[OBJECTIVE]
Gather every line of the entries that includes the word "this".
** begin PROVIDED MATERIAL **
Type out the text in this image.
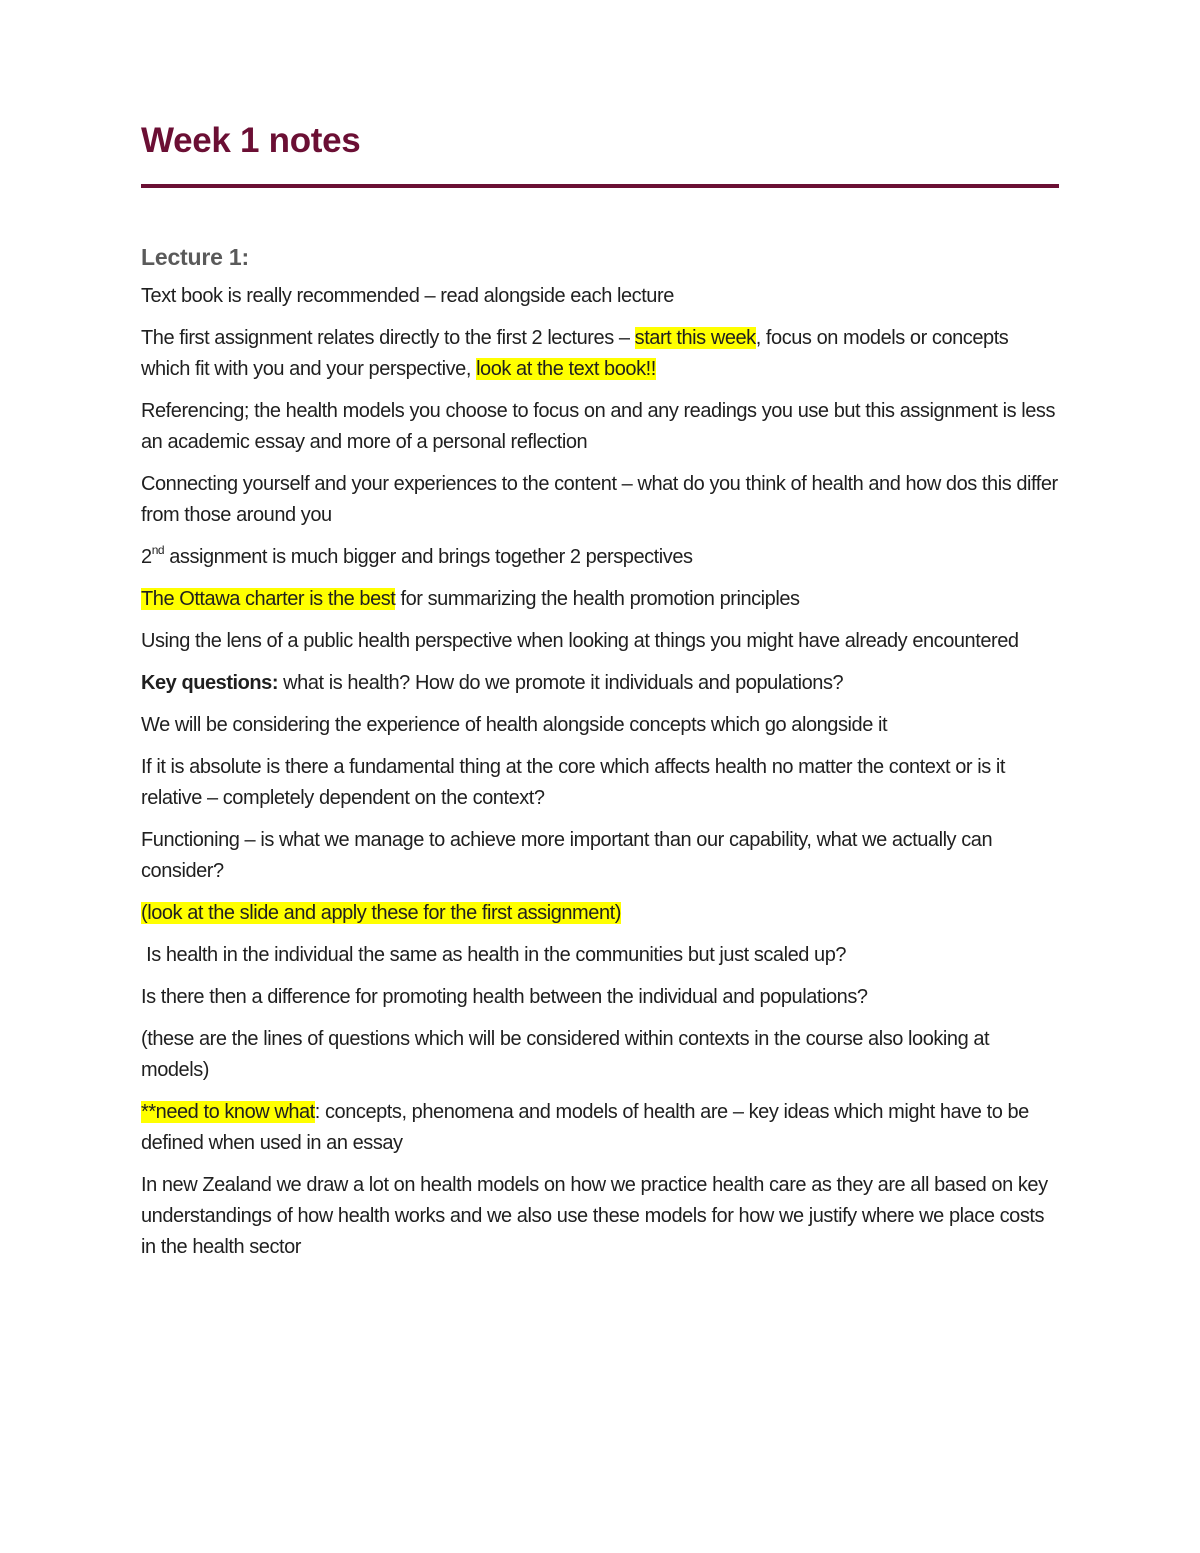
Week 1 notes
Lecture 1:

Text book is really recommended – read alongside each lecture

The first assignment relates directly to the first 2 lectures – start this week, focus on models or concepts which fit with you and your perspective, look at the text book!!

Referencing; the health models you choose to focus on and any readings you use but this assignment is less an academic essay and more of a personal reflection

Connecting yourself and your experiences to the content – what do you think of health and how dos this differ from those around you

2nd assignment is much bigger and brings together 2 perspectives

The Ottawa charter is the best for summarizing the health promotion principles

Using the lens of a public health perspective when looking at things you might have already encountered

Key questions: what is health? How do we promote it individuals and populations?

We will be considering the experience of health alongside concepts which go alongside it

If it is absolute is there a fundamental thing at the core which affects health no matter the context or is it relative – completely dependent on the context?

Functioning – is what we manage to achieve more important than our capability, what we actually can consider?

(look at the slide and apply these for the first assignment)

Is health in the individual the same as health in the communities but just scaled up?

Is there then a difference for promoting health between the individual and populations?

(these are the lines of questions which will be considered within contexts in the course also looking at models)

**need to know what: concepts, phenomena and models of health are – key ideas which might have to be defined when used in an essay

In new Zealand we draw a lot on health models on how we practice health care as they are all based on key understandings of how health works and we also use these models for how we justify where we place costs in the health sector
** end PROVIDED MATERIAL **
[RESPONSE BELOW]
Type out the text in this image.
The first assignment relates directly to the first 2 lectures – start this week, focus on models or concepts which fit with you and your perspective, look at the text book!!
Referencing; the health models you choose to focus on and any readings you use but this assignment is less an academic essay and more of a personal reflection
Connecting yourself and your experiences to the content – what do you think of health and how dos this differ from those around you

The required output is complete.